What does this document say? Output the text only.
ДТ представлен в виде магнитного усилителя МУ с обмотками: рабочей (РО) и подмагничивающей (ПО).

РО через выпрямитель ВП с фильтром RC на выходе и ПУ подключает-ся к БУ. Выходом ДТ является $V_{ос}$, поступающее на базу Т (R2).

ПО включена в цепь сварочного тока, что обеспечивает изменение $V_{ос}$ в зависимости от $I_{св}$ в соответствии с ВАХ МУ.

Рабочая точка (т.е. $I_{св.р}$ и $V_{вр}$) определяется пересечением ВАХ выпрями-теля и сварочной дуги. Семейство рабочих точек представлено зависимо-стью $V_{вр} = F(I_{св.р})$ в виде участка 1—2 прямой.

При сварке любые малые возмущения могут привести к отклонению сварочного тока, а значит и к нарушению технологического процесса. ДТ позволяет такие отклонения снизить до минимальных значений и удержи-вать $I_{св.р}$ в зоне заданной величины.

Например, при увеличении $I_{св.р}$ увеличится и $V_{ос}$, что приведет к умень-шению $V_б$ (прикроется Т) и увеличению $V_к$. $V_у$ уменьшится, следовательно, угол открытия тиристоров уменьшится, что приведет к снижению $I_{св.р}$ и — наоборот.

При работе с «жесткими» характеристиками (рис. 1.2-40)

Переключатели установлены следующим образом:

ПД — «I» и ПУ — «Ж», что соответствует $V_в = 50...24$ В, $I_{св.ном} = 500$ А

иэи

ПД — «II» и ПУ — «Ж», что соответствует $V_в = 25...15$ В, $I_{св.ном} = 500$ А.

# # #

Exercise
Of the lines in the records, determine how many contain the word "тока", and report that number alone.

Response to the task
2